» **Dataset records**:
+ + +

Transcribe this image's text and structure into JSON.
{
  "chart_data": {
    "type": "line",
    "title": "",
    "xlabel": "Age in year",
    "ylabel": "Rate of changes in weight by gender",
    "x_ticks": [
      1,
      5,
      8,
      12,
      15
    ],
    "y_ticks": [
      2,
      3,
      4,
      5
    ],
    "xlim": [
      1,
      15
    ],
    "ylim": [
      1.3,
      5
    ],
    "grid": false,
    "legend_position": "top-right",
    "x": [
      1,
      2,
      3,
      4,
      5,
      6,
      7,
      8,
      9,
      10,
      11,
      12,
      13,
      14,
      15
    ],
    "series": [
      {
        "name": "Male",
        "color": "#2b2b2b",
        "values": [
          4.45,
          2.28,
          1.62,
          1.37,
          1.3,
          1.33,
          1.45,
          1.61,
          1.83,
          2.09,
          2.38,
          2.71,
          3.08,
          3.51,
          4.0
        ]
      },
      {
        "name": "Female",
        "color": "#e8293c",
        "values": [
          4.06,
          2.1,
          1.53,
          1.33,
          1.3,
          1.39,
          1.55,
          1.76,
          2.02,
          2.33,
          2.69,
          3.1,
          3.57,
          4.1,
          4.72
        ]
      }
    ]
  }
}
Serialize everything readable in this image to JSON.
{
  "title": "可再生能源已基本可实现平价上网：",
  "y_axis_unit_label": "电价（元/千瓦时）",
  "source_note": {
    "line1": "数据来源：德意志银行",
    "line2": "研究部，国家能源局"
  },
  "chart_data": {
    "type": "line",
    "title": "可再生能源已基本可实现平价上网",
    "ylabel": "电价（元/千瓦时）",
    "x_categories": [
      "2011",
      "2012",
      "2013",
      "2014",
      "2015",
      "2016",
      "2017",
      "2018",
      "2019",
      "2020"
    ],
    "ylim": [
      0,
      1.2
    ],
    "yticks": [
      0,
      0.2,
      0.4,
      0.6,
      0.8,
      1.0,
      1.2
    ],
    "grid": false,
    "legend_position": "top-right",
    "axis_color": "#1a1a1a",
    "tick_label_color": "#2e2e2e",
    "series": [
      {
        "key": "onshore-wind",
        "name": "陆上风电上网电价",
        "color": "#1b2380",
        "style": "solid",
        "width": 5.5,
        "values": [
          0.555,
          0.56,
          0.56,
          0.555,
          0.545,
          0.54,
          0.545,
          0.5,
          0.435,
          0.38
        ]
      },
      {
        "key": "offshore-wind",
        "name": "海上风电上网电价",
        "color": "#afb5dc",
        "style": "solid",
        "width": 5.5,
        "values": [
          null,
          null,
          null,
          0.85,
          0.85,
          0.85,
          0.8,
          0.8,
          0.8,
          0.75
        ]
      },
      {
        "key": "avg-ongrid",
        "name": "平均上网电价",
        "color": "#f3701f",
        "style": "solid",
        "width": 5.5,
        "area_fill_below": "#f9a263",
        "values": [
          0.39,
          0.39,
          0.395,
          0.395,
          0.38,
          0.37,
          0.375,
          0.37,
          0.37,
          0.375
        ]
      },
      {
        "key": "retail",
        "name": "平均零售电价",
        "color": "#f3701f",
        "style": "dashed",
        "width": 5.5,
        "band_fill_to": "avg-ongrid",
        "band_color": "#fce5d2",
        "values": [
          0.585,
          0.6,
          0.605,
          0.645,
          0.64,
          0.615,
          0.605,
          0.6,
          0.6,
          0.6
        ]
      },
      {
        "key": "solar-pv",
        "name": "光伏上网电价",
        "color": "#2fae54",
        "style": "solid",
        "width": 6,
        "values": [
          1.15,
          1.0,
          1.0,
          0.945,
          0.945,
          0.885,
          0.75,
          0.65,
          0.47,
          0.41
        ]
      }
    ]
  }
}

+ + +

» **Directive**: Report only the number of lines in the listing that contain the word "可再生能源已基本可实现平价上网".

» **Result**: 2